• [Written problem] Show every line of the records below that contains the word "Maya".

• [Supplied material]
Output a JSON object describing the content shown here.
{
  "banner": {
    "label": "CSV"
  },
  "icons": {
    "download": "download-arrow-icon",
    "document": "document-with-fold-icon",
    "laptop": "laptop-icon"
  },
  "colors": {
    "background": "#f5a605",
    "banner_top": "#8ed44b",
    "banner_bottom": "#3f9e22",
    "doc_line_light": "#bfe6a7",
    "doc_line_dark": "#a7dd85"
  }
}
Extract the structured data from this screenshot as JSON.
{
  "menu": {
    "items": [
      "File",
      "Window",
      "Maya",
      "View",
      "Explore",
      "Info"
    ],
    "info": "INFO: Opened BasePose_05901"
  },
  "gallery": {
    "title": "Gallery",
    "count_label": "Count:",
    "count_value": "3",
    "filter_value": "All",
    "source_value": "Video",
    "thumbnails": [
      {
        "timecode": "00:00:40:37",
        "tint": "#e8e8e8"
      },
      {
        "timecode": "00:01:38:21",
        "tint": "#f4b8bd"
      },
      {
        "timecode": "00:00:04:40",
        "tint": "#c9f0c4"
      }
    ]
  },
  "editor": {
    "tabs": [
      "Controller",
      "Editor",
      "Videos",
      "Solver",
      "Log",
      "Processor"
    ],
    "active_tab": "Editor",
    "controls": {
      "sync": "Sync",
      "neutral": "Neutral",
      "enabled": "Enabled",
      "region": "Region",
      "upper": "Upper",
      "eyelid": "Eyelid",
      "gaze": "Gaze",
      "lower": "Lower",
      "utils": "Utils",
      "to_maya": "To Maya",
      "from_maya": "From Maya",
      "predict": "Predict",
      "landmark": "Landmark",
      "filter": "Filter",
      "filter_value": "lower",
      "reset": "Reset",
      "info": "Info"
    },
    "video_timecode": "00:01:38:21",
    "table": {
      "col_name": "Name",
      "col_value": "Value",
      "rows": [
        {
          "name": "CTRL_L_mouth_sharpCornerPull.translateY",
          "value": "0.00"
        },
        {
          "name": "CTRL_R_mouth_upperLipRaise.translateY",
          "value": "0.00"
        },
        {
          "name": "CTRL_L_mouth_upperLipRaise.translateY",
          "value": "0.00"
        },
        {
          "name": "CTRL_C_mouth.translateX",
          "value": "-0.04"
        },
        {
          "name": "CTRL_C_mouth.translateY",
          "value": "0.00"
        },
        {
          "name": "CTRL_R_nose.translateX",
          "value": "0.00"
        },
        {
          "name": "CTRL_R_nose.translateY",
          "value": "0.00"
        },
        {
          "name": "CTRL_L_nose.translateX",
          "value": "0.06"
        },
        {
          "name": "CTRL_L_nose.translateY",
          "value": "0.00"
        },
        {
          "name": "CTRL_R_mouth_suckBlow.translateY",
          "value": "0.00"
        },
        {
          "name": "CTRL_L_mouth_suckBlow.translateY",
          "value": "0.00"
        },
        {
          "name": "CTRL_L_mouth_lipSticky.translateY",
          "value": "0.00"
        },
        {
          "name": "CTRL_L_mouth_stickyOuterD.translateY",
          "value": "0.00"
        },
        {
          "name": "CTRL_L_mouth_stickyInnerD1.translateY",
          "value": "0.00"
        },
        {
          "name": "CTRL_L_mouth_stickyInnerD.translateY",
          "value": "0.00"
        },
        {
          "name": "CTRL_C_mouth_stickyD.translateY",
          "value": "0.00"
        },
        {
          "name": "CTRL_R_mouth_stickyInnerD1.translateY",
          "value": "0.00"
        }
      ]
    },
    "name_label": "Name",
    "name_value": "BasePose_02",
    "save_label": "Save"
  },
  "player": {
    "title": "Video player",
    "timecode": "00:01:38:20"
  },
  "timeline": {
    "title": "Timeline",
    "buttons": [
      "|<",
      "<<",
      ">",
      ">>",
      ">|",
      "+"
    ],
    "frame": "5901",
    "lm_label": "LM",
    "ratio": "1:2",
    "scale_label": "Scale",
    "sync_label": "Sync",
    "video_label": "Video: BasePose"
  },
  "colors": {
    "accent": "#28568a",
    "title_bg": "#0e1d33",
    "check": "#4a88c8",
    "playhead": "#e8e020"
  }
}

• [Exercise solution]
      "Maya",
      "to_maya": "To Maya",
      "from_maya": "From Maya",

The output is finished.